### Objective:
Your task is to transcribe the data in full.

[BEGIN Data records]

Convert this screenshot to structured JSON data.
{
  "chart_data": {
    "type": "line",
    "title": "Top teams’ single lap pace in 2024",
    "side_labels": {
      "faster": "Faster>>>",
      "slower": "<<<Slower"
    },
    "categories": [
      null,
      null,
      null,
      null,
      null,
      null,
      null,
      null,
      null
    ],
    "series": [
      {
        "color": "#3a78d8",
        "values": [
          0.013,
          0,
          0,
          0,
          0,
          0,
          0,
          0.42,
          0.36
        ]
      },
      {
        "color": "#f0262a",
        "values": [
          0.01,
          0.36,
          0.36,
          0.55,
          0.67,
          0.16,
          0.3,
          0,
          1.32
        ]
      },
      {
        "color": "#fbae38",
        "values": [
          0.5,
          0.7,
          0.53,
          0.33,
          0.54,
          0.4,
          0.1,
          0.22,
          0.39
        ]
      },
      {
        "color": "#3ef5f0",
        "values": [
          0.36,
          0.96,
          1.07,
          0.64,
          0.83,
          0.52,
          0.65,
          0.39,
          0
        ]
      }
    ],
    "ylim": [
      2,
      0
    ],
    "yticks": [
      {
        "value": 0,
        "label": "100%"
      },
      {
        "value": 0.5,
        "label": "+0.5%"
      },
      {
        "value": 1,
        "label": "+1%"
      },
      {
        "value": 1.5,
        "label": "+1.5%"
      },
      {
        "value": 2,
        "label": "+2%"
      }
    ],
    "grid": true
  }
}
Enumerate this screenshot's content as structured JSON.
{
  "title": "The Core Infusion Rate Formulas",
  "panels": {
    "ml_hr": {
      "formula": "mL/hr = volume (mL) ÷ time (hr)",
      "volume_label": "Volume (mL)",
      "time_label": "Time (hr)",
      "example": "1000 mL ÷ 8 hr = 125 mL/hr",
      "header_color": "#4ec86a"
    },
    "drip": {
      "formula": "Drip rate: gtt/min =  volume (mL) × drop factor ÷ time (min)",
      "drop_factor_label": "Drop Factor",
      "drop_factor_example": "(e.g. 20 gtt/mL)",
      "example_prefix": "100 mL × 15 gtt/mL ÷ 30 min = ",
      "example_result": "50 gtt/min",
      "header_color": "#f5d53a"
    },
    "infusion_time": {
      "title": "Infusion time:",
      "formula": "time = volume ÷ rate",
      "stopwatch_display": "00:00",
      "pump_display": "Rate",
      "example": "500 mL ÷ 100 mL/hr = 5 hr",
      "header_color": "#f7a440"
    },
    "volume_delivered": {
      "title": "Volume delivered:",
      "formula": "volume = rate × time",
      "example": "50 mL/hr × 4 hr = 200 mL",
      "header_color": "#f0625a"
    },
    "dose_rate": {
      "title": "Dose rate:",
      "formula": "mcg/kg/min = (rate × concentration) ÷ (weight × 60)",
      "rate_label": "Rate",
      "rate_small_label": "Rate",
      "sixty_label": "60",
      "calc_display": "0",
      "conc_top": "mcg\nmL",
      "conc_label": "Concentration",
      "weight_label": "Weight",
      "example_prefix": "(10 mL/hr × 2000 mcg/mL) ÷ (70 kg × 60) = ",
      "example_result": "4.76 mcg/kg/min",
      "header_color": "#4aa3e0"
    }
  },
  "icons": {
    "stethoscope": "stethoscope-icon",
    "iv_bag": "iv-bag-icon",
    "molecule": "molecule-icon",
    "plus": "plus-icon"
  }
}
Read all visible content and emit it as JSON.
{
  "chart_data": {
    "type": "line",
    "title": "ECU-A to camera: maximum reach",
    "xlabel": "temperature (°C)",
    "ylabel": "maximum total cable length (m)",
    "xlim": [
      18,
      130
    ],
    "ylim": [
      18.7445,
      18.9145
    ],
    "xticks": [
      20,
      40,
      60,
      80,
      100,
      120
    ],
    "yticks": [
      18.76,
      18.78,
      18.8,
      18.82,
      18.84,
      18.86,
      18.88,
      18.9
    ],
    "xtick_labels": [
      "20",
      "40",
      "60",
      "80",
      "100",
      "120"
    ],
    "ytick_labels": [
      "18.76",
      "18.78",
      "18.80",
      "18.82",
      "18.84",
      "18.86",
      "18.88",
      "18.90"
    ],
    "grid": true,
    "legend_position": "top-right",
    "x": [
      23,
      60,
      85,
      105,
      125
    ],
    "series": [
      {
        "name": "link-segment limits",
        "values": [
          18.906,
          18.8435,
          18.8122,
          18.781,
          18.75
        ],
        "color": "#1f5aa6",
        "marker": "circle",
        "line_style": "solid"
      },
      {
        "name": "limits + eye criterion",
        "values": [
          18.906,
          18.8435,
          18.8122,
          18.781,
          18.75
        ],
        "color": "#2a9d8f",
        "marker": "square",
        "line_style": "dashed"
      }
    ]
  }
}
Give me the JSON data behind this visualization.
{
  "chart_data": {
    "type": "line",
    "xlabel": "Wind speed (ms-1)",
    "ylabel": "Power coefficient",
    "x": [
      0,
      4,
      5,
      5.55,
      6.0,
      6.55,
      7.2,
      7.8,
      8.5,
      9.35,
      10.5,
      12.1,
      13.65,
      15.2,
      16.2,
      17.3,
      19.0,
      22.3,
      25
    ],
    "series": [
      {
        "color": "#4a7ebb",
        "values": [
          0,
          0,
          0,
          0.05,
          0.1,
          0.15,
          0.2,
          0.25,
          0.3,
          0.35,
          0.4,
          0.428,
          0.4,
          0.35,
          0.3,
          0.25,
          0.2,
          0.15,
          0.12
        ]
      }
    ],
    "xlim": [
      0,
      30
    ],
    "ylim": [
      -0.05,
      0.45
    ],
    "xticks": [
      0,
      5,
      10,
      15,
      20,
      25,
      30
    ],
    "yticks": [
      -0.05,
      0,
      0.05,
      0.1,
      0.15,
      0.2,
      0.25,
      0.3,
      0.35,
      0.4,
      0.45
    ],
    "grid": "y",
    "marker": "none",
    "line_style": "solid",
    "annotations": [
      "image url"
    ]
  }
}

[END Data records]

### Final result:
Convert this screenshot to structured JSON data.
{
  "chart_data": {
    "type": "line",
    "title": "Top teams’ single lap pace in 2024",
    "side_labels": {
      "faster": "Faster>>>",
      "slower": "<<<Slower"
    },
    "categories": [
      null,
      null,
      null,
      null,
      null,
      null,
      null,
      null,
      null
    ],
    "series": [
      {
        "color": "#3a78d8",
        "values": [
          0.013,
          0,
          0,
          0,
          0,
          0,
          0,
          0.42,
          0.36
        ]
      },
      {
        "color": "#f0262a",
        "values": [
          0.01,
          0.36,
          0.36,
          0.55,
          0.67,
          0.16,
          0.3,
          0,
          1.32
        ]
      },
      {
        "color": "#fbae38",
        "values": [
          0.5,
          0.7,
          0.53,
          0.33,
          0.54,
          0.4,
          0.1,
          0.22,
          0.39
        ]
      },
      {
        "color": "#3ef5f0",
        "values": [
          0.36,
          0.96,
          1.07,
          0.64,
          0.83,
          0.52,
          0.65,
          0.39,
          0
        ]
      }
    ],
    "ylim": [
      2,
      0
    ],
    "yticks": [
      {
        "value": 0,
        "label": "100%"
      },
      {
        "value": 0.5,
        "label": "+0.5%"
      },
      {
        "value": 1,
        "label": "+1%"
      },
      {
        "value": 1.5,
        "label": "+1.5%"
      },
      {
        "value": 2,
        "label": "+2%"
      }
    ],
    "grid": true
  }
}
Enumerate this screenshot's content as structured JSON.
{
  "title": "The Core Infusion Rate Formulas",
  "panels": {
    "ml_hr": {
      "formula": "mL/hr = volume (mL) ÷ time (hr)",
      "volume_label": "Volume (mL)",
      "time_label": "Time (hr)",
      "example": "1000 mL ÷ 8 hr = 125 mL/hr",
      "header_color": "#4ec86a"
    },
    "drip": {
      "formula": "Drip rate: gtt/min =  volume (mL) × drop factor ÷ time (min)",
      "drop_factor_label": "Drop Factor",
      "drop_factor_example": "(e.g. 20 gtt/mL)",
      "example_prefix": "100 mL × 15 gtt/mL ÷ 30 min = ",
      "example_result": "50 gtt/min",
      "header_color": "#f5d53a"
    },
    "infusion_time": {
      "title": "Infusion time:",
      "formula": "time = volume ÷ rate",
      "stopwatch_display": "00:00",
      "pump_display": "Rate",
      "example": "500 mL ÷ 100 mL/hr = 5 hr",
      "header_color": "#f7a440"
    },
    "volume_delivered": {
      "title": "Volume delivered:",
      "formula": "volume = rate × time",
      "example": "50 mL/hr × 4 hr = 200 mL",
      "header_color": "#f0625a"
    },
    "dose_rate": {
      "title": "Dose rate:",
      "formula": "mcg/kg/min = (rate × concentration) ÷ (weight × 60)",
      "rate_label": "Rate",
      "rate_small_label": "Rate",
      "sixty_label": "60",
      "calc_display": "0",
      "conc_top": "mcg\nmL",
      "conc_label": "Concentration",
      "weight_label": "Weight",
      "example_prefix": "(10 mL/hr × 2000 mcg/mL) ÷ (70 kg × 60) = ",
      "example_result": "4.76 mcg/kg/min",
      "header_color": "#4aa3e0"
    }
  },
  "icons": {
    "stethoscope": "stethoscope-icon",
    "iv_bag": "iv-bag-icon",
    "molecule": "molecule-icon",
    "plus": "plus-icon"
  }
}
Read all visible content and emit it as JSON.
{
  "chart_data": {
    "type": "line",
    "title": "ECU-A to camera: maximum reach",
    "xlabel": "temperature (°C)",
    "ylabel": "maximum total cable length (m)",
    "xlim": [
      18,
      130
    ],
    "ylim": [
      18.7445,
      18.9145
    ],
    "xticks": [
      20,
      40,
      60,
      80,
      100,
      120
    ],
    "yticks": [
      18.76,
      18.78,
      18.8,
      18.82,
      18.84,
      18.86,
      18.88,
      18.9
    ],
    "xtick_labels": [
      "20",
      "40",
      "60",
      "80",
      "100",
      "120"
    ],
    "ytick_labels": [
      "18.76",
      "18.78",
      "18.80",
      "18.82",
      "18.84",
      "18.86",
      "18.88",
      "18.90"
    ],
    "grid": true,
    "legend_position": "top-right",
    "x": [
      23,
      60,
      85,
      105,
      125
    ],
    "series": [
      {
        "name": "link-segment limits",
        "values": [
          18.906,
          18.8435,
          18.8122,
          18.781,
          18.75
        ],
        "color": "#1f5aa6",
        "marker": "circle",
        "line_style": "solid"
      },
      {
        "name": "limits + eye criterion",
        "values": [
          18.906,
          18.8435,
          18.8122,
          18.781,
          18.75
        ],
        "color": "#2a9d8f",
        "marker": "square",
        "line_style": "dashed"
      }
    ]
  }
}
Give me the JSON data behind this visualization.
{
  "chart_data": {
    "type": "line",
    "xlabel": "Wind speed (ms-1)",
    "ylabel": "Power coefficient",
    "x": [
      0,
      4,
      5,
      5.55,
      6.0,
      6.55,
      7.2,
      7.8,
      8.5,
      9.35,
      10.5,
      12.1,
      13.65,
      15.2,
      16.2,
      17.3,
      19.0,
      22.3,
      25
    ],
    "series": [
      {
        "color": "#4a7ebb",
        "values": [
          0,
          0,
          0,
          0.05,
          0.1,
          0.15,
          0.2,
          0.25,
          0.3,
          0.35,
          0.4,
          0.428,
          0.4,
          0.35,
          0.3,
          0.25,
          0.2,
          0.15,
          0.12
        ]
      }
    ],
    "xlim": [
      0,
      30
    ],
    "ylim": [
      -0.05,
      0.45
    ],
    "xticks": [
      0,
      5,
      10,
      15,
      20,
      25,
      30
    ],
    "yticks": [
      -0.05,
      0,
      0.05,
      0.1,
      0.15,
      0.2,
      0.25,
      0.3,
      0.35,
      0.4,
      0.45
    ],
    "grid": "y",
    "marker": "none",
    "line_style": "solid",
    "annotations": [
      "image url"
    ]
  }
}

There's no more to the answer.